Extract each record and reproduce it exactly.

** START Supplied entries **

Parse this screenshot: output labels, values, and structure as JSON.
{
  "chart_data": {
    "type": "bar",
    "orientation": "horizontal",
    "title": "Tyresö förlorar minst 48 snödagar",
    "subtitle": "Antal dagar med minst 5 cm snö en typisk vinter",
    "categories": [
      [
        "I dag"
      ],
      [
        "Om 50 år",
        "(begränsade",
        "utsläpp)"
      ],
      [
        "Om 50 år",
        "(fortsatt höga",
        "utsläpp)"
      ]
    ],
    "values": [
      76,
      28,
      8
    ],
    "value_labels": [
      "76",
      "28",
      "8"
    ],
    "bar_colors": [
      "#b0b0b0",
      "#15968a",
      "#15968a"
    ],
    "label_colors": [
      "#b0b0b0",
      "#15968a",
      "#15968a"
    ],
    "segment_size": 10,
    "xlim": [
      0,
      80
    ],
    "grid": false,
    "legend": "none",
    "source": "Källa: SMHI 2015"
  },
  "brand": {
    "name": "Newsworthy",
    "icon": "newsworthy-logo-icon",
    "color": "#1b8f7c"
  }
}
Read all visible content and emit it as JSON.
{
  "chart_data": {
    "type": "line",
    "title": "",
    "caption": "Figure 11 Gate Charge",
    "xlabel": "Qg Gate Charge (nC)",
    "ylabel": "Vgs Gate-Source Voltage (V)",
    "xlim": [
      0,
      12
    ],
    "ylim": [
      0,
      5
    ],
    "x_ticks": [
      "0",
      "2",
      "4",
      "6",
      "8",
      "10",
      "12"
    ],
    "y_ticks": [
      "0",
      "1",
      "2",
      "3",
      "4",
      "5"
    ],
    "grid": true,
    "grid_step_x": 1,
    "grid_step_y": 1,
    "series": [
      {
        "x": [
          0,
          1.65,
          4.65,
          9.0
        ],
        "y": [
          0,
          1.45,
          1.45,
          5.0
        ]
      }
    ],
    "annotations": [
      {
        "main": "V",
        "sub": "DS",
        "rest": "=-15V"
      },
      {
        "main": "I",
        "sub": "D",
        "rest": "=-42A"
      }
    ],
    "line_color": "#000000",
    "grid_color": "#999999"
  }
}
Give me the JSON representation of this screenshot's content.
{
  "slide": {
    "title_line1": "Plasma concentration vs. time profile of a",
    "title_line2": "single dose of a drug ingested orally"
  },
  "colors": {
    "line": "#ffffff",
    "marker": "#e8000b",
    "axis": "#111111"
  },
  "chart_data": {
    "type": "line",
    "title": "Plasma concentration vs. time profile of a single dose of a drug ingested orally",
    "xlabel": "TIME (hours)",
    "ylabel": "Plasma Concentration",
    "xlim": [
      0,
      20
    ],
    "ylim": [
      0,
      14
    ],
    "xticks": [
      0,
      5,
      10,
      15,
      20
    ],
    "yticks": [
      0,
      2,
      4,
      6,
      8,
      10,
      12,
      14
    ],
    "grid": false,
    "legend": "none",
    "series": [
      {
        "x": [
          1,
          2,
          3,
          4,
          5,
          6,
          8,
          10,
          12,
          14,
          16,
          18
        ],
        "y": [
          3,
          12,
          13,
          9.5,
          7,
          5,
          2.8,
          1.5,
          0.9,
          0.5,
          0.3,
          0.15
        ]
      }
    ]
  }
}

** END Supplied entries **

Result of the task >>
Parse this screenshot: output labels, values, and structure as JSON.
{
  "chart_data": {
    "type": "bar",
    "orientation": "horizontal",
    "title": "Tyresö förlorar minst 48 snödagar",
    "subtitle": "Antal dagar med minst 5 cm snö en typisk vinter",
    "categories": [
      [
        "I dag"
      ],
      [
        "Om 50 år",
        "(begränsade",
        "utsläpp)"
      ],
      [
        "Om 50 år",
        "(fortsatt höga",
        "utsläpp)"
      ]
    ],
    "values": [
      76,
      28,
      8
    ],
    "value_labels": [
      "76",
      "28",
      "8"
    ],
    "bar_colors": [
      "#b0b0b0",
      "#15968a",
      "#15968a"
    ],
    "label_colors": [
      "#b0b0b0",
      "#15968a",
      "#15968a"
    ],
    "segment_size": 10,
    "xlim": [
      0,
      80
    ],
    "grid": false,
    "legend": "none",
    "source": "Källa: SMHI 2015"
  },
  "brand": {
    "name": "Newsworthy",
    "icon": "newsworthy-logo-icon",
    "color": "#1b8f7c"
  }
}
Read all visible content and emit it as JSON.
{
  "chart_data": {
    "type": "line",
    "title": "",
    "caption": "Figure 11 Gate Charge",
    "xlabel": "Qg Gate Charge (nC)",
    "ylabel": "Vgs Gate-Source Voltage (V)",
    "xlim": [
      0,
      12
    ],
    "ylim": [
      0,
      5
    ],
    "x_ticks": [
      "0",
      "2",
      "4",
      "6",
      "8",
      "10",
      "12"
    ],
    "y_ticks": [
      "0",
      "1",
      "2",
      "3",
      "4",
      "5"
    ],
    "grid": true,
    "grid_step_x": 1,
    "grid_step_y": 1,
    "series": [
      {
        "x": [
          0,
          1.65,
          4.65,
          9.0
        ],
        "y": [
          0,
          1.45,
          1.45,
          5.0
        ]
      }
    ],
    "annotations": [
      {
        "main": "V",
        "sub": "DS",
        "rest": "=-15V"
      },
      {
        "main": "I",
        "sub": "D",
        "rest": "=-42A"
      }
    ],
    "line_color": "#000000",
    "grid_color": "#999999"
  }
}
Give me the JSON representation of this screenshot's content.
{
  "slide": {
    "title_line1": "Plasma concentration vs. time profile of a",
    "title_line2": "single dose of a drug ingested orally"
  },
  "colors": {
    "line": "#ffffff",
    "marker": "#e8000b",
    "axis": "#111111"
  },
  "chart_data": {
    "type": "line",
    "title": "Plasma concentration vs. time profile of a single dose of a drug ingested orally",
    "xlabel": "TIME (hours)",
    "ylabel": "Plasma Concentration",
    "xlim": [
      0,
      20
    ],
    "ylim": [
      0,
      14
    ],
    "xticks": [
      0,
      5,
      10,
      15,
      20
    ],
    "yticks": [
      0,
      2,
      4,
      6,
      8,
      10,
      12,
      14
    ],
    "grid": false,
    "legend": "none",
    "series": [
      {
        "x": [
          1,
          2,
          3,
          4,
          5,
          6,
          8,
          10,
          12,
          14,
          16,
          18
        ],
        "y": [
          3,
          12,
          13,
          9.5,
          7,
          5,
          2.8,
          1.5,
          0.9,
          0.5,
          0.3,
          0.15
        ]
      }
    ]
  }
}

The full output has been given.